** Entries from a dataset **
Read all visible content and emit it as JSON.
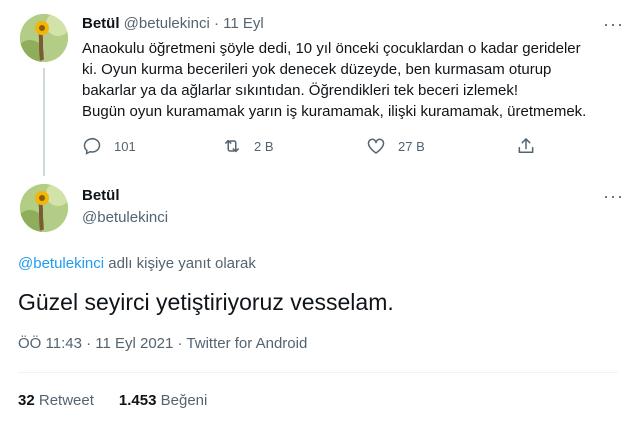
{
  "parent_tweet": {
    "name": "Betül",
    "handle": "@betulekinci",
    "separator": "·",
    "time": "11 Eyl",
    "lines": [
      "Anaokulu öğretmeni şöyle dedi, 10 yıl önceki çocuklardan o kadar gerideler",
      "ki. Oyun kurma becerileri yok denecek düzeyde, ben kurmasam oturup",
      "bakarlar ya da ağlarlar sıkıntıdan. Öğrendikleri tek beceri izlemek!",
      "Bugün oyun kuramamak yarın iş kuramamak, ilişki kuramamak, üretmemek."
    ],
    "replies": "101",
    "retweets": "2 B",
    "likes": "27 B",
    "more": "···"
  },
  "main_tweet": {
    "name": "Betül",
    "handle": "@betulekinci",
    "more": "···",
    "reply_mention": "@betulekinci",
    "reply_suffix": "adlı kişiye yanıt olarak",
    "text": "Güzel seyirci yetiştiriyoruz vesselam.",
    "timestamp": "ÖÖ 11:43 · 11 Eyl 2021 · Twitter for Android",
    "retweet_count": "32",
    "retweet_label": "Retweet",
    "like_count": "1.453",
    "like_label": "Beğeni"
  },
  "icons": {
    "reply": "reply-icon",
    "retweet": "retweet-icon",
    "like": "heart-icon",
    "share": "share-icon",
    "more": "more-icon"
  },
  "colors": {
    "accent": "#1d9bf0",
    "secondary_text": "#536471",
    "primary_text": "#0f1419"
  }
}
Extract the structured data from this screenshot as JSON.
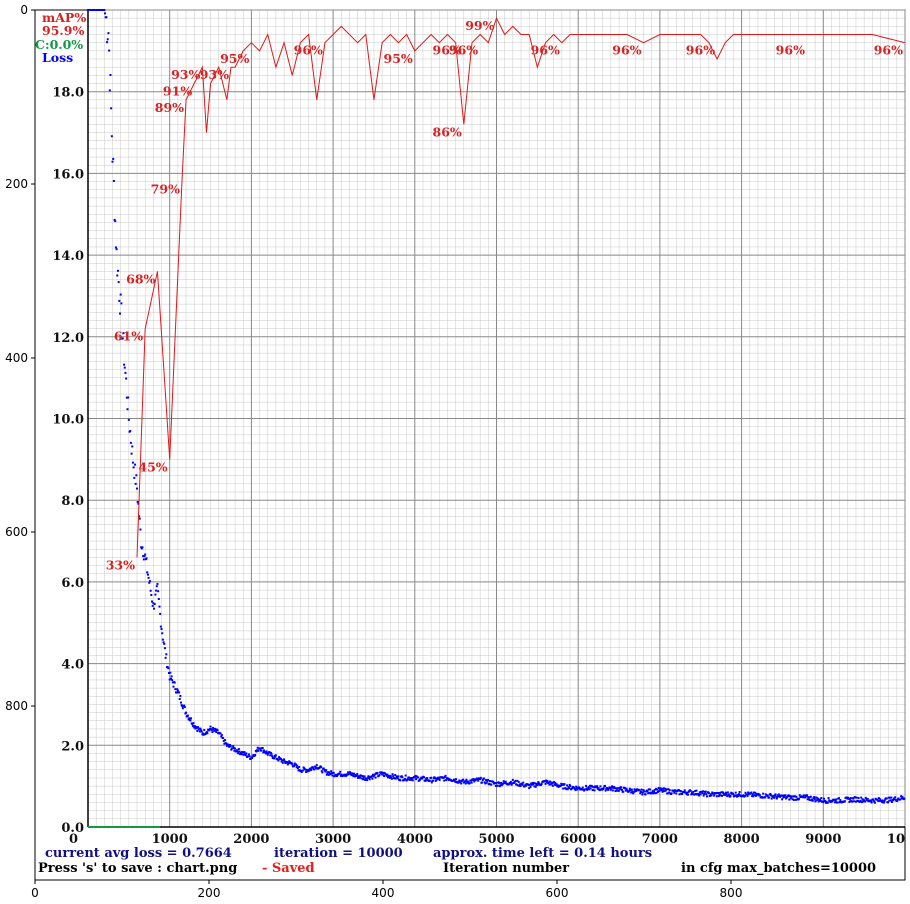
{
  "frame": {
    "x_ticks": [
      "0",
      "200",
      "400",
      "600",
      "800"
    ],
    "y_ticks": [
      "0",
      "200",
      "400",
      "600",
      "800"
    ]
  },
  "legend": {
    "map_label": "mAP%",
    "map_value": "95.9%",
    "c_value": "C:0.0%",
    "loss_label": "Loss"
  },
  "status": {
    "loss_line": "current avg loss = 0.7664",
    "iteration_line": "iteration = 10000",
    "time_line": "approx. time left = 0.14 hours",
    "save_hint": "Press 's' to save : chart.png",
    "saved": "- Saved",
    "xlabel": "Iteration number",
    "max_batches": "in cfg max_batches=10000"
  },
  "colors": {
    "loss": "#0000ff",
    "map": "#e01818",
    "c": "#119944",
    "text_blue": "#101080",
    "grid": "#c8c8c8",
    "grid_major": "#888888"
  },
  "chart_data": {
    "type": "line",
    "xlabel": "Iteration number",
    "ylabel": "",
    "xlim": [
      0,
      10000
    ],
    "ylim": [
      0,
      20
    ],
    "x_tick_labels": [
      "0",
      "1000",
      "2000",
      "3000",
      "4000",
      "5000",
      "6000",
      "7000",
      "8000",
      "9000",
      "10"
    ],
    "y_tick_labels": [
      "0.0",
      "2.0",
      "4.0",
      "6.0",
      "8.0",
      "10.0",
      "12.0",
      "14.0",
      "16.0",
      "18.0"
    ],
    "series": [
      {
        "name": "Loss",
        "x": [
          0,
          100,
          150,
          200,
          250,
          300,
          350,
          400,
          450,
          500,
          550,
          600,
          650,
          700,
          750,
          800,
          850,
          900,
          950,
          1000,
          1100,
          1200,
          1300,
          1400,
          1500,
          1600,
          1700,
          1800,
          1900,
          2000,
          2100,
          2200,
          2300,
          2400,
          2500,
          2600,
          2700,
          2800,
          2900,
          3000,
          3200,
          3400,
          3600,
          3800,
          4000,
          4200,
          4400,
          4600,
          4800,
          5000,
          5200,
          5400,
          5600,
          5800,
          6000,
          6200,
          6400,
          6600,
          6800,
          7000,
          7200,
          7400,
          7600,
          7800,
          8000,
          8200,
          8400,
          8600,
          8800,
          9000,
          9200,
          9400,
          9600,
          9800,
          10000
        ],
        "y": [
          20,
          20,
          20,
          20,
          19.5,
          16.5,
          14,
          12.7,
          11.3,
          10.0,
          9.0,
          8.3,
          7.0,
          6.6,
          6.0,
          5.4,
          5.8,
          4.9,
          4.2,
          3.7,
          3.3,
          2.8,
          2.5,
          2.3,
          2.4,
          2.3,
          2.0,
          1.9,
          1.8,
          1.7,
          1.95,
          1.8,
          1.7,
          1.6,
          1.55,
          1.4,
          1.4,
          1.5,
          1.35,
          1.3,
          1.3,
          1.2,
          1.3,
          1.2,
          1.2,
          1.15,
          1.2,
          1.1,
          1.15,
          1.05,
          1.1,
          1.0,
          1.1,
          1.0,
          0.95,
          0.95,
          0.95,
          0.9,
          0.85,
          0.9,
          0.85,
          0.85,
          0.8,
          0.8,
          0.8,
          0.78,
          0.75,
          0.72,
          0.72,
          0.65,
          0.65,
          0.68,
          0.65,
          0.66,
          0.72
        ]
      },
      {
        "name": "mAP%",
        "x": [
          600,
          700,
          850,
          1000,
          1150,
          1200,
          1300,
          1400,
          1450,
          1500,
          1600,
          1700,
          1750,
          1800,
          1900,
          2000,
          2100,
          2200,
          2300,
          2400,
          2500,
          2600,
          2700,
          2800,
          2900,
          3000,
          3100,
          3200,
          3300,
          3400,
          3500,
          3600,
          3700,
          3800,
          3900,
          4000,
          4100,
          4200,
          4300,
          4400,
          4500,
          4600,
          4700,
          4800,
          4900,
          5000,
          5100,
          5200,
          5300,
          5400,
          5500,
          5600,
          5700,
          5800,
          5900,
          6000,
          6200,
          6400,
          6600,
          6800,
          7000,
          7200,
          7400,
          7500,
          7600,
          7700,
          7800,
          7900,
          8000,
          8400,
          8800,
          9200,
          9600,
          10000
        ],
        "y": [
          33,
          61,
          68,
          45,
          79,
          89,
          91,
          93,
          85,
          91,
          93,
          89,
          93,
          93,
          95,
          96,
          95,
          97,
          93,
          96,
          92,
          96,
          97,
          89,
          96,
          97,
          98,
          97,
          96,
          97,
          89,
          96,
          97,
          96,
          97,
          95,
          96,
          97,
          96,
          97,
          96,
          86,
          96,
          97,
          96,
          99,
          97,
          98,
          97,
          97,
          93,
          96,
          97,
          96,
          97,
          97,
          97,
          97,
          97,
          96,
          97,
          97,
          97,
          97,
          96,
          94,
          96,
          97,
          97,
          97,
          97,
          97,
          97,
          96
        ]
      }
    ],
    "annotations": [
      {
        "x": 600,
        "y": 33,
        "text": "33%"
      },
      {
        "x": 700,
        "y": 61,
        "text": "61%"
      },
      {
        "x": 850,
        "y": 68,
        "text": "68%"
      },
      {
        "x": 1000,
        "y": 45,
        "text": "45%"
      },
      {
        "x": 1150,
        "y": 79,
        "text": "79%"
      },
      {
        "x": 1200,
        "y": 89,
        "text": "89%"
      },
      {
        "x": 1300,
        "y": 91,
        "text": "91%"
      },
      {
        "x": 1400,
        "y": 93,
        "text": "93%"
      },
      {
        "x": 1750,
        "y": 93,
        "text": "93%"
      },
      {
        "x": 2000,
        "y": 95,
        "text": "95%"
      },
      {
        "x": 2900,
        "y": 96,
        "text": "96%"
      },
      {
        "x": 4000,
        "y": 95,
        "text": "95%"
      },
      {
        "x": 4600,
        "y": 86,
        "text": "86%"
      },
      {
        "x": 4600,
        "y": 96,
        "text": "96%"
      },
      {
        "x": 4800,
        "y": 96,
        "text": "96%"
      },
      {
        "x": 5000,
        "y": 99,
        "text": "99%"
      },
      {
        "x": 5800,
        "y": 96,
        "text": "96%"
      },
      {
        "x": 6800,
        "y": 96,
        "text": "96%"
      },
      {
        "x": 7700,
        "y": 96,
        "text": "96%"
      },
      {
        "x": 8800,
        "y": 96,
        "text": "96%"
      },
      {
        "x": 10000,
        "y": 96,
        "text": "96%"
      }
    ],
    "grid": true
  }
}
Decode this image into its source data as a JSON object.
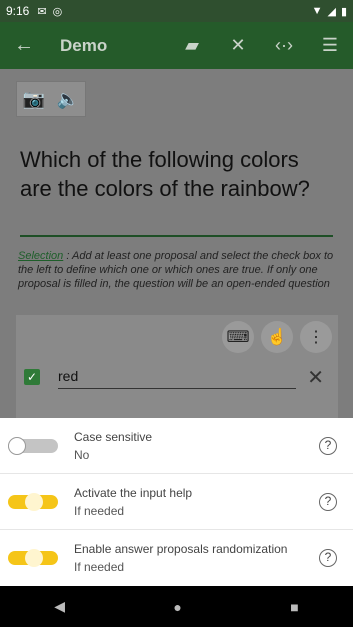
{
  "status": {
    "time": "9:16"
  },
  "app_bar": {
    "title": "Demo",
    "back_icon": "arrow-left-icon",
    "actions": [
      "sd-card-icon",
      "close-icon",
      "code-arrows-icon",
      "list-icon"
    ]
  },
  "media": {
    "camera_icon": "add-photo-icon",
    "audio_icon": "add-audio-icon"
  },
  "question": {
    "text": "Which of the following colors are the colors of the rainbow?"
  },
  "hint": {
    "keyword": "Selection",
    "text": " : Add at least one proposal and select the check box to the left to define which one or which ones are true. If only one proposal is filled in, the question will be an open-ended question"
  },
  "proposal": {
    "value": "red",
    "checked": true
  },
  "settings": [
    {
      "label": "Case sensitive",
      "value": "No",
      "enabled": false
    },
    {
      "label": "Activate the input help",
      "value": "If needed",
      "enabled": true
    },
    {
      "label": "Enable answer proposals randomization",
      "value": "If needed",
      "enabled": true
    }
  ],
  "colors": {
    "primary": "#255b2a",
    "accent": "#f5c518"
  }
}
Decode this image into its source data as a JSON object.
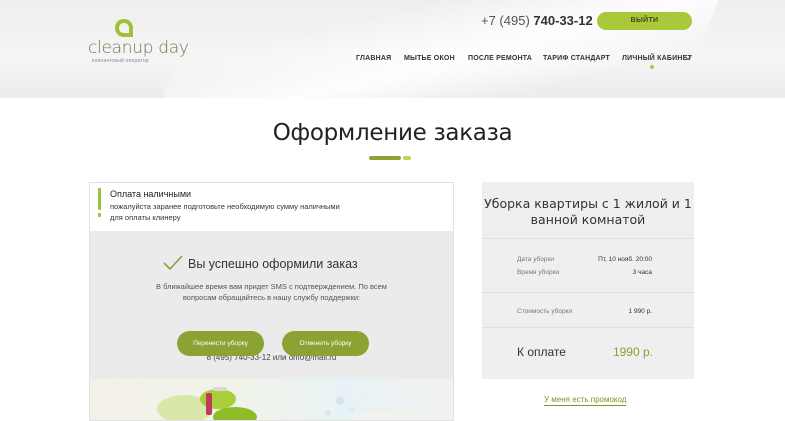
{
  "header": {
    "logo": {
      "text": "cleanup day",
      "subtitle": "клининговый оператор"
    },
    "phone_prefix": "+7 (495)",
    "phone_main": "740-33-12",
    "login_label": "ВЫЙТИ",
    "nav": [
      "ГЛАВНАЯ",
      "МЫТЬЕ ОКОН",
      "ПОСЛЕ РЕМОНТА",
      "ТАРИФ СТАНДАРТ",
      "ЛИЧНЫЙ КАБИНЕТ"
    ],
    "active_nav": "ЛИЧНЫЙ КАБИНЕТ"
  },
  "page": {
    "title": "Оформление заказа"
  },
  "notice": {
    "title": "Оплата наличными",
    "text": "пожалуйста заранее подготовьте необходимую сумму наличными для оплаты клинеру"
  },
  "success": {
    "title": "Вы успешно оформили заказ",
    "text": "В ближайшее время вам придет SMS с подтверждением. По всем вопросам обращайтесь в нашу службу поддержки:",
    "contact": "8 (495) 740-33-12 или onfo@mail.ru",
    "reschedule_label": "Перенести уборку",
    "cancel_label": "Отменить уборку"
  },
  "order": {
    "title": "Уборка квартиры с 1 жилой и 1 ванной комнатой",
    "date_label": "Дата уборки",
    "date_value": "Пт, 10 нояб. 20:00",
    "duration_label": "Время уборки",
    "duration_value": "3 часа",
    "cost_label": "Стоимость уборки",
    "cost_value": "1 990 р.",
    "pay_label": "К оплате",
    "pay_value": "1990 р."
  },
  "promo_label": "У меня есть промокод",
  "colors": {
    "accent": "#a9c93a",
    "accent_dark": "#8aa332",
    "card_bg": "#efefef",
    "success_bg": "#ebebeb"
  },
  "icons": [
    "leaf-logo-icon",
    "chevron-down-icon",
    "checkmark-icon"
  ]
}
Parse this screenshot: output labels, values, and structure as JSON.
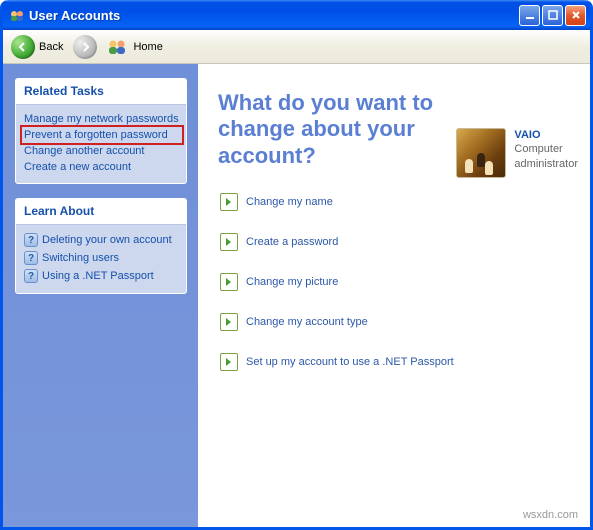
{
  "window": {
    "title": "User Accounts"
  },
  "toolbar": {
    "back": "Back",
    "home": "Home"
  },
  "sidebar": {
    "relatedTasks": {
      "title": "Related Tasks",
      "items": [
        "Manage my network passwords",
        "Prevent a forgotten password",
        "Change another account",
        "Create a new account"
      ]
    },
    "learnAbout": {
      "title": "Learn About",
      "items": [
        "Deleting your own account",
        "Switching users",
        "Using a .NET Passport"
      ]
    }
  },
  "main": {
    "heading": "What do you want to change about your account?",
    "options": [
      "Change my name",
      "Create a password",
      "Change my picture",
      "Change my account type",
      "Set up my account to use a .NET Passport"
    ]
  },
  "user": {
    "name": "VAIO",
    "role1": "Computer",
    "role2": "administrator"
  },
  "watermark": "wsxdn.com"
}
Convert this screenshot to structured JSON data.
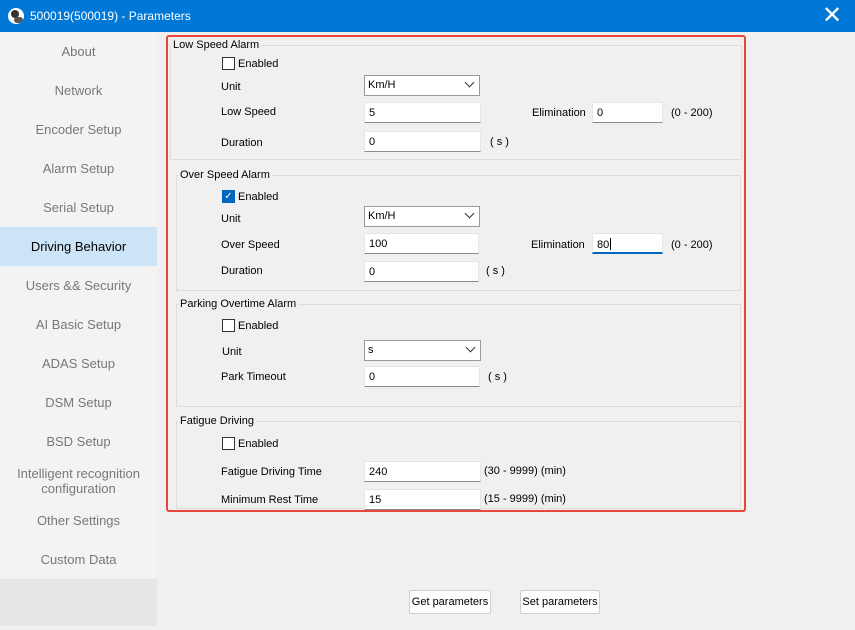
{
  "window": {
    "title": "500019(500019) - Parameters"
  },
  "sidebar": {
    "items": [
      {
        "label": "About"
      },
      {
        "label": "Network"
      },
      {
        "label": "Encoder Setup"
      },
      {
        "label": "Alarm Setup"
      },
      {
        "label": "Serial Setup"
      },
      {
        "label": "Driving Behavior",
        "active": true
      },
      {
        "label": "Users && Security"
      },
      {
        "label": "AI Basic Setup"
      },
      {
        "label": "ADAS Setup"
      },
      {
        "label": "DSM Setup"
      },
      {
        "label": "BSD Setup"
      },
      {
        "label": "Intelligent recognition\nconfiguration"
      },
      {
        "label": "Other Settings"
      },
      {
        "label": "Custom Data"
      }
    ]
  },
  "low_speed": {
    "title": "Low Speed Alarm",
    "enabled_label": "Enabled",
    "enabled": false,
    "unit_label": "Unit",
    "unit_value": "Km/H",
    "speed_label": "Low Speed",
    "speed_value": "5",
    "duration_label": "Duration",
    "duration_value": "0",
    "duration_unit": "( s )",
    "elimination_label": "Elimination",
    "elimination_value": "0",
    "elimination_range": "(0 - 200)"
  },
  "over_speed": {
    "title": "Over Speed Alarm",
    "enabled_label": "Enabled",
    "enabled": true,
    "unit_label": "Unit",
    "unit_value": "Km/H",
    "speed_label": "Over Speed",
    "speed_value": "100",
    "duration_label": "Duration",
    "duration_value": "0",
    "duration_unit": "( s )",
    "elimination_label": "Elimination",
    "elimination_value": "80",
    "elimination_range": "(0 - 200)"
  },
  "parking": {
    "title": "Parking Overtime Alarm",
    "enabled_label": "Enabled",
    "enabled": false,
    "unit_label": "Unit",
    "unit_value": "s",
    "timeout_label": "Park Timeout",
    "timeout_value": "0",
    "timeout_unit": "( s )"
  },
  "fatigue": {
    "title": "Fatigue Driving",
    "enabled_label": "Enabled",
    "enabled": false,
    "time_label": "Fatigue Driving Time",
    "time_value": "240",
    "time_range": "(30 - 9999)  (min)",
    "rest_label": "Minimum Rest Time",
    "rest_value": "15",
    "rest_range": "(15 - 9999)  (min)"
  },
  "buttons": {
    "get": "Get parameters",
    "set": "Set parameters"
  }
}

** JOB **
Of the lines in this data, how many contain "structured"? Reply with only the number.

** RESPONSE TO THE TASK **
2